[Stored data]
================================

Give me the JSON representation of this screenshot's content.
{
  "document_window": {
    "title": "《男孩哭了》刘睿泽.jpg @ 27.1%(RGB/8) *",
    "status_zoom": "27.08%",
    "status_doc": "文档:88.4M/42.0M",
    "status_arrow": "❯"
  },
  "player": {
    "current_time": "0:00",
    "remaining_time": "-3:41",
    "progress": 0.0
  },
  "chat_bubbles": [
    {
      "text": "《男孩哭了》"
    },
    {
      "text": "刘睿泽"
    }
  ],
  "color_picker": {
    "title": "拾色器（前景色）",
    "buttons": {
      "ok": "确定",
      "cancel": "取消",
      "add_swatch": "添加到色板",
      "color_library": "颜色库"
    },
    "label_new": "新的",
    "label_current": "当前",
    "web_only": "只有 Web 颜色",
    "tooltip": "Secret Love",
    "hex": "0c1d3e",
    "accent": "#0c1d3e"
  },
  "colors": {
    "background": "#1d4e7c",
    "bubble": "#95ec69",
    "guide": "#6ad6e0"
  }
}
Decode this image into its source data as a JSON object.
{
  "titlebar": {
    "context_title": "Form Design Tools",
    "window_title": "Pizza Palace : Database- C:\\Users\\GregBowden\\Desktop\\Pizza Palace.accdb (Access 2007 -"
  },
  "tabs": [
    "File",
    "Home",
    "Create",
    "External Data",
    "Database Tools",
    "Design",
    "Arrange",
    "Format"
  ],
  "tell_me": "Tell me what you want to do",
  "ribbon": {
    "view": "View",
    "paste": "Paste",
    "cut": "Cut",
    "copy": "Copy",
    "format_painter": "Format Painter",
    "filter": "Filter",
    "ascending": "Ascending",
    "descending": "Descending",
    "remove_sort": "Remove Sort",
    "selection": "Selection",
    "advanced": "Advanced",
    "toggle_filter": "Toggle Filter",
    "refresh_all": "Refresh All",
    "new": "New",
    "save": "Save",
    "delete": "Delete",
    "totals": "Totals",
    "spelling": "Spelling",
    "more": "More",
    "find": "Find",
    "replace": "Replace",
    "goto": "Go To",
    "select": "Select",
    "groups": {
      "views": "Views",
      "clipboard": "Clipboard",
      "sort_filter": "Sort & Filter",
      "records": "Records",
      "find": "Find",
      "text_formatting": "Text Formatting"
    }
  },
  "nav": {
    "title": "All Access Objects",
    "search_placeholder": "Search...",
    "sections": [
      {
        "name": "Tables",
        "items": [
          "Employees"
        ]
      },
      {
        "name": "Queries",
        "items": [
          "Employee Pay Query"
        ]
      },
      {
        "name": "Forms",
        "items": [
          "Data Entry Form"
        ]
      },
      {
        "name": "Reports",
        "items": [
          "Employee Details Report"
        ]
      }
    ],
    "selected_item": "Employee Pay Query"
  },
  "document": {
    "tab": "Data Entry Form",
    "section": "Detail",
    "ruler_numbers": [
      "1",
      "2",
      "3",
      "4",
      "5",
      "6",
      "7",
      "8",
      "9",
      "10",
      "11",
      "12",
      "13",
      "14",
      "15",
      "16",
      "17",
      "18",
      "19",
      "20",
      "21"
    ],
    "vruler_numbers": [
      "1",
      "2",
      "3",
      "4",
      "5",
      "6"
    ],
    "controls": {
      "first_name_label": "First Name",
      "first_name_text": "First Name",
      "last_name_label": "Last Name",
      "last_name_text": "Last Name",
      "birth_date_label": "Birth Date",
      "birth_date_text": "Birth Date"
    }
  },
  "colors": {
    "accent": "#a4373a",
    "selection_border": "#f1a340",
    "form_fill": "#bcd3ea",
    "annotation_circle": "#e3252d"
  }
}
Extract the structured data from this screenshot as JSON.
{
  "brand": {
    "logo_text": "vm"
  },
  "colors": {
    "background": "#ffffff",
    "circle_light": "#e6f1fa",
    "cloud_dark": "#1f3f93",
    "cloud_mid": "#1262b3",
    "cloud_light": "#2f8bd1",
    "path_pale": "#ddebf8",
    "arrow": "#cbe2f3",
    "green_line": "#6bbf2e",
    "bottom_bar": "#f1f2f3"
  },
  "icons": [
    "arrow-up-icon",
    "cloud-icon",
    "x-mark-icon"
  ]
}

================================

** What is required **
Each record must be repeated exactly as it is.

** Task result **
Give me the JSON representation of this screenshot's content.
{
  "document_window": {
    "title": "《男孩哭了》刘睿泽.jpg @ 27.1%(RGB/8) *",
    "status_zoom": "27.08%",
    "status_doc": "文档:88.4M/42.0M",
    "status_arrow": "❯"
  },
  "player": {
    "current_time": "0:00",
    "remaining_time": "-3:41",
    "progress": 0.0
  },
  "chat_bubbles": [
    {
      "text": "《男孩哭了》"
    },
    {
      "text": "刘睿泽"
    }
  ],
  "color_picker": {
    "title": "拾色器（前景色）",
    "buttons": {
      "ok": "确定",
      "cancel": "取消",
      "add_swatch": "添加到色板",
      "color_library": "颜色库"
    },
    "label_new": "新的",
    "label_current": "当前",
    "web_only": "只有 Web 颜色",
    "tooltip": "Secret Love",
    "hex": "0c1d3e",
    "accent": "#0c1d3e"
  },
  "colors": {
    "background": "#1d4e7c",
    "bubble": "#95ec69",
    "guide": "#6ad6e0"
  }
}
Decode this image into its source data as a JSON object.
{
  "titlebar": {
    "context_title": "Form Design Tools",
    "window_title": "Pizza Palace : Database- C:\\Users\\GregBowden\\Desktop\\Pizza Palace.accdb (Access 2007 -"
  },
  "tabs": [
    "File",
    "Home",
    "Create",
    "External Data",
    "Database Tools",
    "Design",
    "Arrange",
    "Format"
  ],
  "tell_me": "Tell me what you want to do",
  "ribbon": {
    "view": "View",
    "paste": "Paste",
    "cut": "Cut",
    "copy": "Copy",
    "format_painter": "Format Painter",
    "filter": "Filter",
    "ascending": "Ascending",
    "descending": "Descending",
    "remove_sort": "Remove Sort",
    "selection": "Selection",
    "advanced": "Advanced",
    "toggle_filter": "Toggle Filter",
    "refresh_all": "Refresh All",
    "new": "New",
    "save": "Save",
    "delete": "Delete",
    "totals": "Totals",
    "spelling": "Spelling",
    "more": "More",
    "find": "Find",
    "replace": "Replace",
    "goto": "Go To",
    "select": "Select",
    "groups": {
      "views": "Views",
      "clipboard": "Clipboard",
      "sort_filter": "Sort & Filter",
      "records": "Records",
      "find": "Find",
      "text_formatting": "Text Formatting"
    }
  },
  "nav": {
    "title": "All Access Objects",
    "search_placeholder": "Search...",
    "sections": [
      {
        "name": "Tables",
        "items": [
          "Employees"
        ]
      },
      {
        "name": "Queries",
        "items": [
          "Employee Pay Query"
        ]
      },
      {
        "name": "Forms",
        "items": [
          "Data Entry Form"
        ]
      },
      {
        "name": "Reports",
        "items": [
          "Employee Details Report"
        ]
      }
    ],
    "selected_item": "Employee Pay Query"
  },
  "document": {
    "tab": "Data Entry Form",
    "section": "Detail",
    "ruler_numbers": [
      "1",
      "2",
      "3",
      "4",
      "5",
      "6",
      "7",
      "8",
      "9",
      "10",
      "11",
      "12",
      "13",
      "14",
      "15",
      "16",
      "17",
      "18",
      "19",
      "20",
      "21"
    ],
    "vruler_numbers": [
      "1",
      "2",
      "3",
      "4",
      "5",
      "6"
    ],
    "controls": {
      "first_name_label": "First Name",
      "first_name_text": "First Name",
      "last_name_label": "Last Name",
      "last_name_text": "Last Name",
      "birth_date_label": "Birth Date",
      "birth_date_text": "Birth Date"
    }
  },
  "colors": {
    "accent": "#a4373a",
    "selection_border": "#f1a340",
    "form_fill": "#bcd3ea",
    "annotation_circle": "#e3252d"
  }
}
Extract the structured data from this screenshot as JSON.
{
  "brand": {
    "logo_text": "vm"
  },
  "colors": {
    "background": "#ffffff",
    "circle_light": "#e6f1fa",
    "cloud_dark": "#1f3f93",
    "cloud_mid": "#1262b3",
    "cloud_light": "#2f8bd1",
    "path_pale": "#ddebf8",
    "arrow": "#cbe2f3",
    "green_line": "#6bbf2e",
    "bottom_bar": "#f1f2f3"
  },
  "icons": [
    "arrow-up-icon",
    "cloud-icon",
    "x-mark-icon"
  ]
}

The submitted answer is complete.